[Extracted records]
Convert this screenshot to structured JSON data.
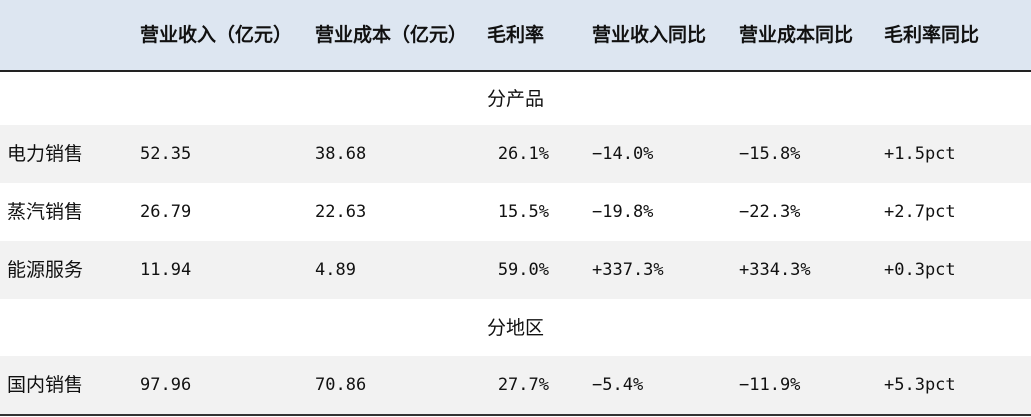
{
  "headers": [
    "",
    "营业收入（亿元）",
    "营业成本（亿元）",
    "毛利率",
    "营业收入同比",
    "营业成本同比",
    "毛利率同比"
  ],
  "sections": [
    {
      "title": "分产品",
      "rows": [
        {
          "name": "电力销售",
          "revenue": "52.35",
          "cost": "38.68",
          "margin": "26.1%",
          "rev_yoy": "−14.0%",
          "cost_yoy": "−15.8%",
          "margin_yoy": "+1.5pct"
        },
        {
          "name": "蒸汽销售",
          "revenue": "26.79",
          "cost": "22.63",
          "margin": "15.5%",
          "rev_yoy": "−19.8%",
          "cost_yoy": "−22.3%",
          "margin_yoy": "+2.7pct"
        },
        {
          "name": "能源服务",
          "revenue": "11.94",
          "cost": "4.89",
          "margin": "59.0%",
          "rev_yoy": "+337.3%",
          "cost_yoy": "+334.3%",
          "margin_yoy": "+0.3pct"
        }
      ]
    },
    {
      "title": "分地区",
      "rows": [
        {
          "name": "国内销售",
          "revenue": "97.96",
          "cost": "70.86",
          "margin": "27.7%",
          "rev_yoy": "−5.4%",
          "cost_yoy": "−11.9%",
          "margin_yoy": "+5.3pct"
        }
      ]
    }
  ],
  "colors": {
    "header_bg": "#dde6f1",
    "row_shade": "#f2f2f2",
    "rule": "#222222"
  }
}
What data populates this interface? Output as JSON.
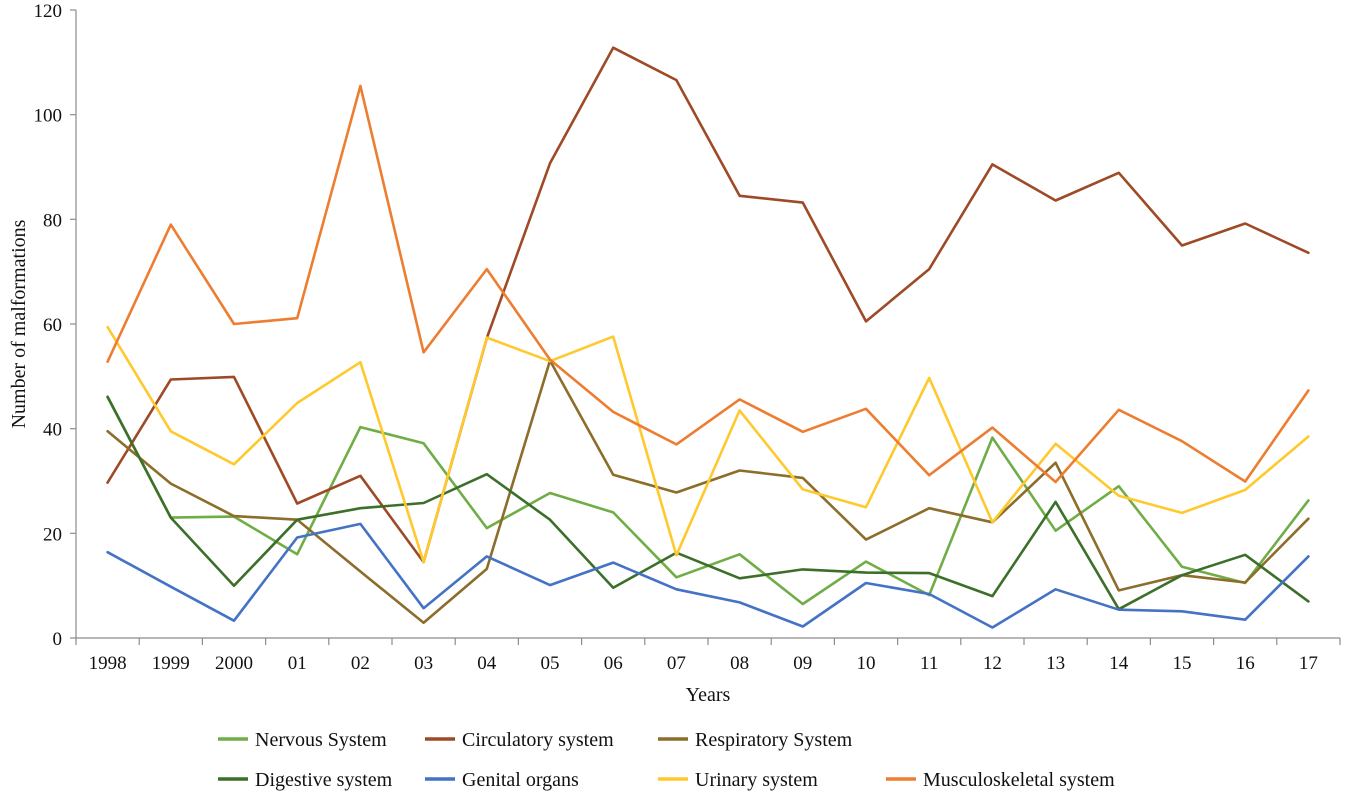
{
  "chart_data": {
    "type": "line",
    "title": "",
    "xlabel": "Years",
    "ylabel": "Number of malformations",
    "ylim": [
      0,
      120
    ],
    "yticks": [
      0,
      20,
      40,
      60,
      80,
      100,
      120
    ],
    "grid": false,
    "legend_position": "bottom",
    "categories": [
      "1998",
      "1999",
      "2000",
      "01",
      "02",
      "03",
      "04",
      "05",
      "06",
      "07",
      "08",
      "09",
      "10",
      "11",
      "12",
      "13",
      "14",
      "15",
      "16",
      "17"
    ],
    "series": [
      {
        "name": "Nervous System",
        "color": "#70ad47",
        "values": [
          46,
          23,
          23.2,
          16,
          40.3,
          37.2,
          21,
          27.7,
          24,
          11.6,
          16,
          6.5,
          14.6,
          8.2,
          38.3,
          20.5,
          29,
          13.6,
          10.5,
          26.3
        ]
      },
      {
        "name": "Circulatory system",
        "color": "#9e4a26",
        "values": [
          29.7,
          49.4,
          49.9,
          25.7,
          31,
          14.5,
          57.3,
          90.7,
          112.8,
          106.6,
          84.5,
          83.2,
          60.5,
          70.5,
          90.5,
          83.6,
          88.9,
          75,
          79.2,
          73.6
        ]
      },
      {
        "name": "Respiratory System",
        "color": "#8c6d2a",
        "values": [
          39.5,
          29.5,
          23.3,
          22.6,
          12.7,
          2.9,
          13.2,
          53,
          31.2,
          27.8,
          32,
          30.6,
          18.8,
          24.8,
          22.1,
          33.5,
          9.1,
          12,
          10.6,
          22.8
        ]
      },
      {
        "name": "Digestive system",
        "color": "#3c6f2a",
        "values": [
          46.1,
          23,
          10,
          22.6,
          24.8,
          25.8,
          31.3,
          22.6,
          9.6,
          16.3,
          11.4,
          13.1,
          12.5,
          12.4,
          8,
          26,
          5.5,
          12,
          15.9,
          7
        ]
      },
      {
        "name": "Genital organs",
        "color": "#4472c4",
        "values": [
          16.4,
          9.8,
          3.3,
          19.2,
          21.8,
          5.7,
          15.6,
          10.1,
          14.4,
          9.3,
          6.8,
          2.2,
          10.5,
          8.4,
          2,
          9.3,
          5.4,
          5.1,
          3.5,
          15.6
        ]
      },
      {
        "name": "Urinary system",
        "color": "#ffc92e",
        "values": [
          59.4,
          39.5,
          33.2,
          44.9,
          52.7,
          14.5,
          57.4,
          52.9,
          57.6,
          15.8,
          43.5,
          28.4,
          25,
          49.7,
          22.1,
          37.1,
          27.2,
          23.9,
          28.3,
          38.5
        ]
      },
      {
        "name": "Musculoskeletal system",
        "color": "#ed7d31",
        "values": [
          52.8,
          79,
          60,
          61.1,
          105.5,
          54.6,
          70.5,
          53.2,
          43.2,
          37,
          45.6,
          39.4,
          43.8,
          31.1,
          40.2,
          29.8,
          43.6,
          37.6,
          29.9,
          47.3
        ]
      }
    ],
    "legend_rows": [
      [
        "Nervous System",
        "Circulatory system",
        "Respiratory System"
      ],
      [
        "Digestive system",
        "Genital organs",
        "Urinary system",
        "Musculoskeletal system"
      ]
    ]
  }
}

What to produce: Reproduce the material in its entirety and word for word, without the pictures.

Task solution:
Convert this screenshot to structured JSON data.
{
  "headers": [
    "",
    "营业收入（亿元）",
    "营业成本（亿元）",
    "毛利率",
    "营业收入同比",
    "营业成本同比",
    "毛利率同比"
  ],
  "sections": [
    {
      "title": "分产品",
      "rows": [
        {
          "name": "电力销售",
          "revenue": "52.35",
          "cost": "38.68",
          "margin": "26.1%",
          "rev_yoy": "−14.0%",
          "cost_yoy": "−15.8%",
          "margin_yoy": "+1.5pct"
        },
        {
          "name": "蒸汽销售",
          "revenue": "26.79",
          "cost": "22.63",
          "margin": "15.5%",
          "rev_yoy": "−19.8%",
          "cost_yoy": "−22.3%",
          "margin_yoy": "+2.7pct"
        },
        {
          "name": "能源服务",
          "revenue": "11.94",
          "cost": "4.89",
          "margin": "59.0%",
          "rev_yoy": "+337.3%",
          "cost_yoy": "+334.3%",
          "margin_yoy": "+0.3pct"
        }
      ]
    },
    {
      "title": "分地区",
      "rows": [
        {
          "name": "国内销售",
          "revenue": "97.96",
          "cost": "70.86",
          "margin": "27.7%",
          "rev_yoy": "−5.4%",
          "cost_yoy": "−11.9%",
          "margin_yoy": "+5.3pct"
        }
      ]
    }
  ],
  "colors": {
    "header_bg": "#dde6f1",
    "row_shade": "#f2f2f2",
    "rule": "#222222"
  }
}
What data populates this interface? Output as JSON.
{
  "chart_data": {
    "type": "line",
    "title": "",
    "xlabel": "Years",
    "ylabel": "Number of malformations",
    "ylim": [
      0,
      120
    ],
    "yticks": [
      0,
      20,
      40,
      60,
      80,
      100,
      120
    ],
    "grid": false,
    "legend_position": "bottom",
    "categories": [
      "1998",
      "1999",
      "2000",
      "01",
      "02",
      "03",
      "04",
      "05",
      "06",
      "07",
      "08",
      "09",
      "10",
      "11",
      "12",
      "13",
      "14",
      "15",
      "16",
      "17"
    ],
    "series": [
      {
        "name": "Nervous System",
        "color": "#70ad47",
        "values": [
          46,
          23,
          23.2,
          16,
          40.3,
          37.2,
          21,
          27.7,
          24,
          11.6,
          16,
          6.5,
          14.6,
          8.2,
          38.3,
          20.5,
          29,
          13.6,
          10.5,
          26.3
        ]
      },
      {
        "name": "Circulatory system",
        "color": "#9e4a26",
        "values": [
          29.7,
          49.4,
          49.9,
          25.7,
          31,
          14.5,
          57.3,
          90.7,
          112.8,
          106.6,
          84.5,
          83.2,
          60.5,
          70.5,
          90.5,
          83.6,
          88.9,
          75,
          79.2,
          73.6
        ]
      },
      {
        "name": "Respiratory System",
        "color": "#8c6d2a",
        "values": [
          39.5,
          29.5,
          23.3,
          22.6,
          12.7,
          2.9,
          13.2,
          53,
          31.2,
          27.8,
          32,
          30.6,
          18.8,
          24.8,
          22.1,
          33.5,
          9.1,
          12,
          10.6,
          22.8
        ]
      },
      {
        "name": "Digestive system",
        "color": "#3c6f2a",
        "values": [
          46.1,
          23,
          10,
          22.6,
          24.8,
          25.8,
          31.3,
          22.6,
          9.6,
          16.3,
          11.4,
          13.1,
          12.5,
          12.4,
          8,
          26,
          5.5,
          12,
          15.9,
          7
        ]
      },
      {
        "name": "Genital organs",
        "color": "#4472c4",
        "values": [
          16.4,
          9.8,
          3.3,
          19.2,
          21.8,
          5.7,
          15.6,
          10.1,
          14.4,
          9.3,
          6.8,
          2.2,
          10.5,
          8.4,
          2,
          9.3,
          5.4,
          5.1,
          3.5,
          15.6
        ]
      },
      {
        "name": "Urinary system",
        "color": "#ffc92e",
        "values": [
          59.4,
          39.5,
          33.2,
          44.9,
          52.7,
          14.5,
          57.4,
          52.9,
          57.6,
          15.8,
          43.5,
          28.4,
          25,
          49.7,
          22.1,
          37.1,
          27.2,
          23.9,
          28.3,
          38.5
        ]
      },
      {
        "name": "Musculoskeletal system",
        "color": "#ed7d31",
        "values": [
          52.8,
          79,
          60,
          61.1,
          105.5,
          54.6,
          70.5,
          53.2,
          43.2,
          37,
          45.6,
          39.4,
          43.8,
          31.1,
          40.2,
          29.8,
          43.6,
          37.6,
          29.9,
          47.3
        ]
      }
    ],
    "legend_rows": [
      [
        "Nervous System",
        "Circulatory system",
        "Respiratory System"
      ],
      [
        "Digestive system",
        "Genital organs",
        "Urinary system",
        "Musculoskeletal system"
      ]
    ]
  }
}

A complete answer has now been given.